• _What is required_
Extract every line of the material that holds the string "année".

-- start --

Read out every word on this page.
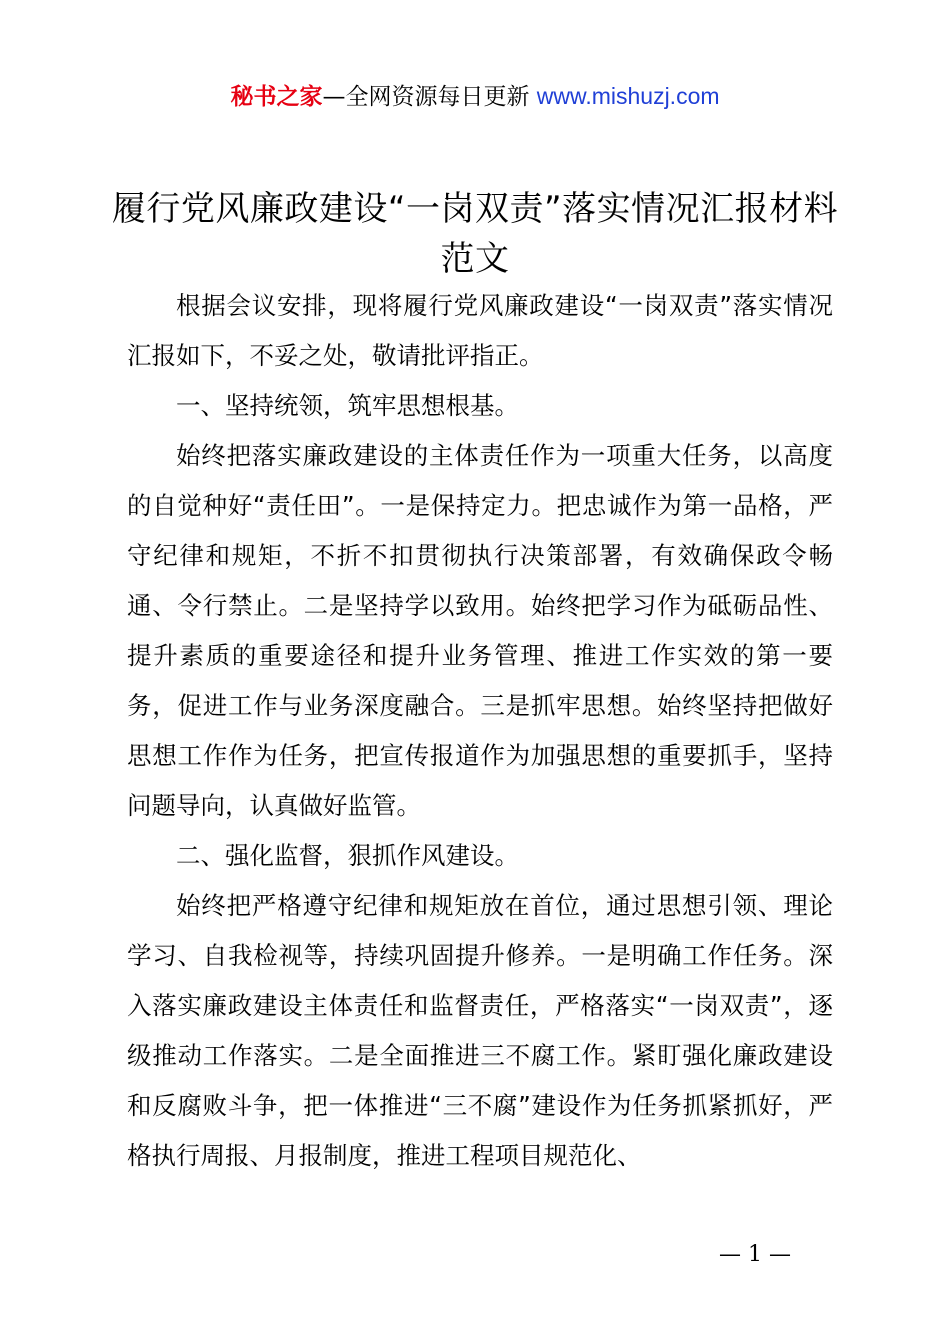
秘书之家—全网资源每日更新 www.mishuzj.com
履行党风廉政建设“一岗双责”落实情况汇报材料范文

根据会议安排，现将履行党风廉政建设“一岗双责”落实情况汇报如下，不妥之处，敬请批评指正。

一、坚持统领，筑牢思想根基。

始终把落实廉政建设的主体责任作为一项重大任务，以高度的自觉种好“责任田”。一是保持定力。把忠诚作为第一品格，严守纪律和规矩，不折不扣贯彻执行决策部署，有效确保政令畅通、令行禁止。二是坚持学以致用。始终把学习作为砥砺品性、提升素质的重要途径和提升业务管理、推进工作实效的第一要务，促进工作与业务深度融合。三是抓牢思想。始终坚持把做好思想工作作为任务，把宣传报道作为加强思想的重要抓手，坚持问题导向，认真做好监管。

二、强化监督，狠抓作风建设。

始终把严格遵守纪律和规矩放在首位，通过思想引领、理论学习、自我检视等，持续巩固提升修养。一是明确工作任务。深入落实廉政建设主体责任和监督责任，严格落实“一岗双责”，逐级推动工作落实。二是全面推进三不腐工作。紧盯强化廉政建设和反腐败斗争，把一体推进“三不腐”建设作为任务抓紧抓好，严格执行周报、月报制度，推进工程项目规范化、

— 1 —
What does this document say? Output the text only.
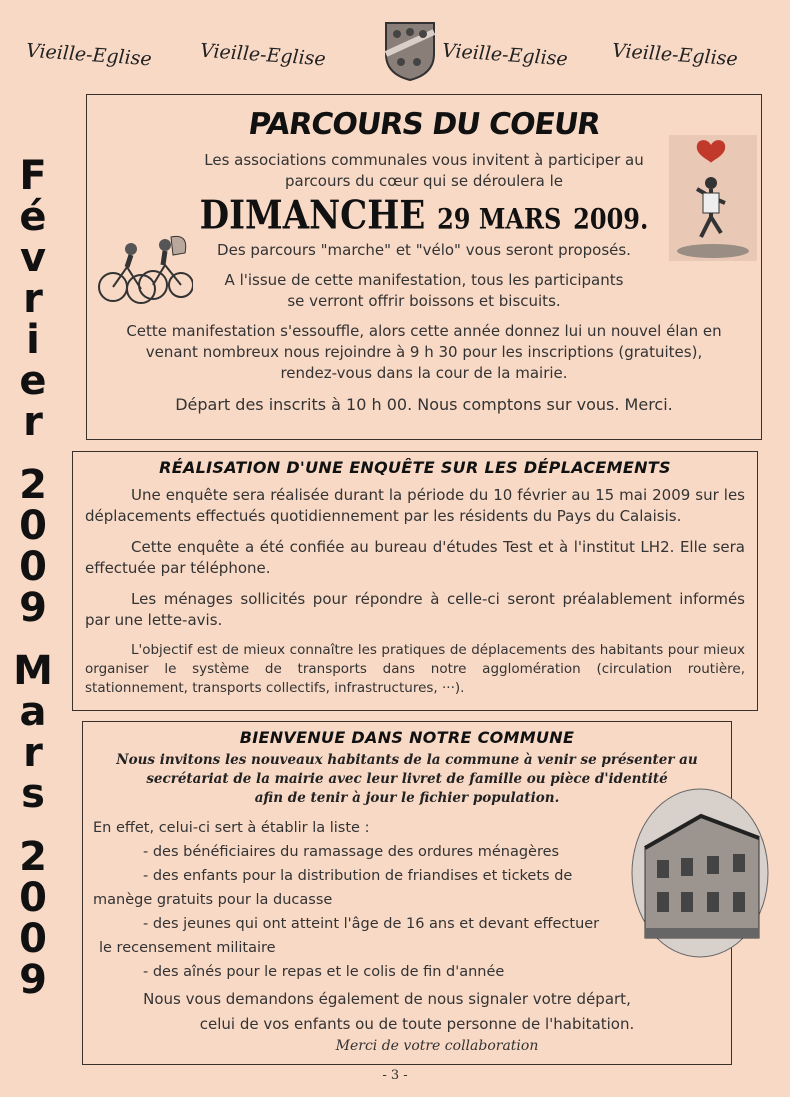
Vieille-Eglise Vieille-Eglise	Vieille-Eglise Vieille-Eglise
F
é
v
r
i
e
r
2
0
0
9
M
a
r
s
2
0
0
9
PARCOURS DU COEUR
Les associations communales vous invitent à participer au
parcours du cœur qui se déroulera le
DIMANCHE 29 MARS 2009.
Des parcours "marche" et "vélo" vous seront proposés.
A l'issue de cette manifestation, tous les participants
se verront offrir boissons et biscuits.
Cette manifestation s'essouffle, alors cette année donnez lui un nouvel élan en
venant nombreux nous rejoindre à 9 h 30 pour les inscriptions (gratuites),
rendez-vous dans la cour de la mairie.
Départ des inscrits à 10 h 00. Nous comptons sur vous. Merci.
RÉALISATION D'UNE ENQUÊTE SUR LES DÉPLACEMENTS
Une enquête sera réalisée durant la période du 10 février au 15 mai 2009 sur les déplacements effectués quotidiennement par les résidents du Pays du Calaisis.
Cette enquête a été confiée au bureau d'études Test et à l'institut LH2. Elle sera effectuée par téléphone.
Les ménages sollicités pour répondre à celle-ci seront préalablement informés par une lette-avis.
L'objectif est de mieux connaître les pratiques de déplacements des habitants pour mieux organiser le système de transports dans notre agglomération (circulation routière, stationnement, transports collectifs, infrastructures, ···).
BIENVENUE DANS NOTRE COMMUNE
Nous invitons les nouveaux habitants de la commune à venir se présenter au
secrétariat de la mairie avec leur livret de famille ou pièce d'identité
afin de tenir à jour le fichier population.
En effet, celui-ci sert à établir la liste :
- des bénéficiaires du ramassage des ordures ménagères
- des enfants pour la distribution de friandises et tickets de
manège gratuits pour la ducasse
- des jeunes qui ont atteint l'âge de 16 ans et devant effectuer
le recensement militaire
- des aînés pour le repas et le colis de fin d'année
Nous vous demandons également de nous signaler votre départ,
celui de vos enfants ou de toute personne de l'habitation.
Merci de votre collaboration
- 3 -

-- end --

• _Task result_
Cette manifestation s'essouffle, alors cette année donnez lui un nouvel élan en
- des aînés pour le repas et le colis de fin d'année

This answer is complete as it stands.